Lines from the one containing "Read out every word on this page." through the last line of the data are to be repeated word for word, both ends included.

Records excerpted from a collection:
☆ ☆ ☆ ☆

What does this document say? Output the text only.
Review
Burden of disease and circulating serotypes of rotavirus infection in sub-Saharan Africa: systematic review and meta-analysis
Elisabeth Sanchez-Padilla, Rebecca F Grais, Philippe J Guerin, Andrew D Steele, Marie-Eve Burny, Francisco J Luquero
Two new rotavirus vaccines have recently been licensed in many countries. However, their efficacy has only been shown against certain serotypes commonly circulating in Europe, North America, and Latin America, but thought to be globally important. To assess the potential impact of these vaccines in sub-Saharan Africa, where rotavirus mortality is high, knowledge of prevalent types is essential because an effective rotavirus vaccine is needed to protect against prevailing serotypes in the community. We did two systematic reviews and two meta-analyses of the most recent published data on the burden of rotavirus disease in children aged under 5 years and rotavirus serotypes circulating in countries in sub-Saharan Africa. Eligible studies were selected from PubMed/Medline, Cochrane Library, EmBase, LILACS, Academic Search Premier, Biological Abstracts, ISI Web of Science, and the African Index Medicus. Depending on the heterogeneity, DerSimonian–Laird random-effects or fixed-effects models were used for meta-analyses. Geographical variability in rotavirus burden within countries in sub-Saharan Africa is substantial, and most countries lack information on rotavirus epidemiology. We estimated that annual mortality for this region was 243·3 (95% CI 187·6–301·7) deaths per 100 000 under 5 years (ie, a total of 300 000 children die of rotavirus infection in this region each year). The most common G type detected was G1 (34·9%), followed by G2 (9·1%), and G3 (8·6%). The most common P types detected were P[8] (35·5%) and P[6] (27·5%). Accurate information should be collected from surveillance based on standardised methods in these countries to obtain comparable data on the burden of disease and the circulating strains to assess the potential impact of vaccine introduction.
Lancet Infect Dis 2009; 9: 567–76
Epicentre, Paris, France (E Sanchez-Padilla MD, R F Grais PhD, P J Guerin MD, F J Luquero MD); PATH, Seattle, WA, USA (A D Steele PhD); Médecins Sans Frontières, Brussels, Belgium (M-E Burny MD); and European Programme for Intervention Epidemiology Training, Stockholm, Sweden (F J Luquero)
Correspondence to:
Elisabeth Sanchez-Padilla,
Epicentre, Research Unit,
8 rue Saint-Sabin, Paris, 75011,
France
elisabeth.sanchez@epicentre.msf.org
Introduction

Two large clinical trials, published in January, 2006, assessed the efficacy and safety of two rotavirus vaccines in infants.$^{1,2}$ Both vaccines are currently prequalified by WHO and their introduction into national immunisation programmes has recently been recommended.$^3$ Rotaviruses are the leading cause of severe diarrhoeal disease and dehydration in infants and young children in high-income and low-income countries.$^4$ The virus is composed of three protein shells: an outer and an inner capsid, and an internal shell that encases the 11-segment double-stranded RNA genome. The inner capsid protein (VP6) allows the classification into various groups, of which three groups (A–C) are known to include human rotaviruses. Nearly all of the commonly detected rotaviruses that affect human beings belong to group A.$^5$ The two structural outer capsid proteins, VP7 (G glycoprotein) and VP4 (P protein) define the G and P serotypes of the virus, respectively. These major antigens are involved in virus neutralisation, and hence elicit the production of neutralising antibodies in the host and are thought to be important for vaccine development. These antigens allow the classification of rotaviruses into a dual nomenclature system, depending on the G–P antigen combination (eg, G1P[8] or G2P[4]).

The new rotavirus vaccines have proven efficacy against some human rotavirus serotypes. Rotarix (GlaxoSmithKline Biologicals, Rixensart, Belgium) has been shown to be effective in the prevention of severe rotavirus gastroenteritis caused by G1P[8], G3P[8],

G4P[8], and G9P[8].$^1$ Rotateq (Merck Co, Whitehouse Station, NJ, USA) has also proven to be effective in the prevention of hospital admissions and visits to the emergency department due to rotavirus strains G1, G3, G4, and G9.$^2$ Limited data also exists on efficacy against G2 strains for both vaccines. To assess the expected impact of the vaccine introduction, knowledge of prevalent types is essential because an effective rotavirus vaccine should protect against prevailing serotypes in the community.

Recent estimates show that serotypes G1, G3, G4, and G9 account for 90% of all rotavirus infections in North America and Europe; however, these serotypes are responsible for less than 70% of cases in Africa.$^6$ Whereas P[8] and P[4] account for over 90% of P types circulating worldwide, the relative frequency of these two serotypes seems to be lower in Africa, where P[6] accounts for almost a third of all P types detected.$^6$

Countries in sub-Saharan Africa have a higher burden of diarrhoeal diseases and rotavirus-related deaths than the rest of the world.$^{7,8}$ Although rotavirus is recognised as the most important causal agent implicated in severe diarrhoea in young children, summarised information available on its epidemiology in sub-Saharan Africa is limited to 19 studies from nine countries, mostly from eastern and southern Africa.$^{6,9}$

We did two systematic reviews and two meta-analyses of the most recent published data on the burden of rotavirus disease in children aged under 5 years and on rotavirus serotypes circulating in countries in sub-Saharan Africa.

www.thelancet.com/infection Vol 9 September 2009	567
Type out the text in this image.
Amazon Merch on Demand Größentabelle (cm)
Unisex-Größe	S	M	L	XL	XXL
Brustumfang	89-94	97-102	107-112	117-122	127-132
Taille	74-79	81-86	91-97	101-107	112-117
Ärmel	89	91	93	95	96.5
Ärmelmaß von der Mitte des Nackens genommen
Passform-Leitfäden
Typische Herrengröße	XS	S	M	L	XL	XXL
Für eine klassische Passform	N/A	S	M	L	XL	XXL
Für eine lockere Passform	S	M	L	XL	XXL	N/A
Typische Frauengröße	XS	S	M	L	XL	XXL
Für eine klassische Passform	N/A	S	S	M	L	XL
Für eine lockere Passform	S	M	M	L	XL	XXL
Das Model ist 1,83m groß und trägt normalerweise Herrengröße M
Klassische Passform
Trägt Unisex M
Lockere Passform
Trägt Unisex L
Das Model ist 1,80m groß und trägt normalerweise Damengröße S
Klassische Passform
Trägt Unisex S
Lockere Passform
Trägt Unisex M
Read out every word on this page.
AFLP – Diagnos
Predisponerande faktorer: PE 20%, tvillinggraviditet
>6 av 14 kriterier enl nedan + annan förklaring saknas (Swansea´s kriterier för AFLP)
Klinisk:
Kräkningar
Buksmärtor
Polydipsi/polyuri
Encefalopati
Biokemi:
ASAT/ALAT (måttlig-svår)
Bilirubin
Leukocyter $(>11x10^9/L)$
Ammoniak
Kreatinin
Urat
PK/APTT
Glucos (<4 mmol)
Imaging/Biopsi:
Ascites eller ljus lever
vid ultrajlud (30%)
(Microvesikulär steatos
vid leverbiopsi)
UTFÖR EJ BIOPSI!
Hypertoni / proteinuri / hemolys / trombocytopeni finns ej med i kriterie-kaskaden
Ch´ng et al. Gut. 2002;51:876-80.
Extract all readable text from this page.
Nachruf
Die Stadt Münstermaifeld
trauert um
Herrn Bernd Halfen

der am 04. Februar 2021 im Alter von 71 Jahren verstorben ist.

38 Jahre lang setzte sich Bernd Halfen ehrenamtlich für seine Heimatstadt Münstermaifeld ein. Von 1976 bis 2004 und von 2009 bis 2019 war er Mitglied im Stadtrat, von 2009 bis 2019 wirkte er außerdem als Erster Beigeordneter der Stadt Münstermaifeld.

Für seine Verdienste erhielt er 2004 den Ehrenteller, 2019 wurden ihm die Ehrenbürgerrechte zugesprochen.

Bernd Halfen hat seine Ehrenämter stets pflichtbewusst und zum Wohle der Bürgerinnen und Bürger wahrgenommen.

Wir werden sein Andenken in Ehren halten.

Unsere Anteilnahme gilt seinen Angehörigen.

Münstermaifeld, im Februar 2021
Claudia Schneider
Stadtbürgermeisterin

☆ ☆ ☆ ☆

▶ _Output of the exercise_:
Read out every word on this page.
AFLP – Diagnos
Predisponerande faktorer: PE 20%, tvillinggraviditet
>6 av 14 kriterier enl nedan + annan förklaring saknas (Swansea´s kriterier för AFLP)
Klinisk:
Kräkningar
Buksmärtor
Polydipsi/polyuri
Encefalopati
Biokemi:
ASAT/ALAT (måttlig-svår)
Bilirubin
Leukocyter $(>11x10^9/L)$
Ammoniak
Kreatinin
Urat
PK/APTT
Glucos (<4 mmol)
Imaging/Biopsi:
Ascites eller ljus lever
vid ultrajlud (30%)
(Microvesikulär steatos
vid leverbiopsi)
UTFÖR EJ BIOPSI!
Hypertoni / proteinuri / hemolys / trombocytopeni finns ej med i kriterie-kaskaden
Ch´ng et al. Gut. 2002;51:876-80.
Extract all readable text from this page.
Nachruf
Die Stadt Münstermaifeld
trauert um
Herrn Bernd Halfen

der am 04. Februar 2021 im Alter von 71 Jahren verstorben ist.

38 Jahre lang setzte sich Bernd Halfen ehrenamtlich für seine Heimatstadt Münstermaifeld ein. Von 1976 bis 2004 und von 2009 bis 2019 war er Mitglied im Stadtrat, von 2009 bis 2019 wirkte er außerdem als Erster Beigeordneter der Stadt Münstermaifeld.

Für seine Verdienste erhielt er 2004 den Ehrenteller, 2019 wurden ihm die Ehrenbürgerrechte zugesprochen.

Bernd Halfen hat seine Ehrenämter stets pflichtbewusst und zum Wohle der Bürgerinnen und Bürger wahrgenommen.

Wir werden sein Andenken in Ehren halten.

Unsere Anteilnahme gilt seinen Angehörigen.

Münstermaifeld, im Februar 2021
Claudia Schneider
Stadtbürgermeisterin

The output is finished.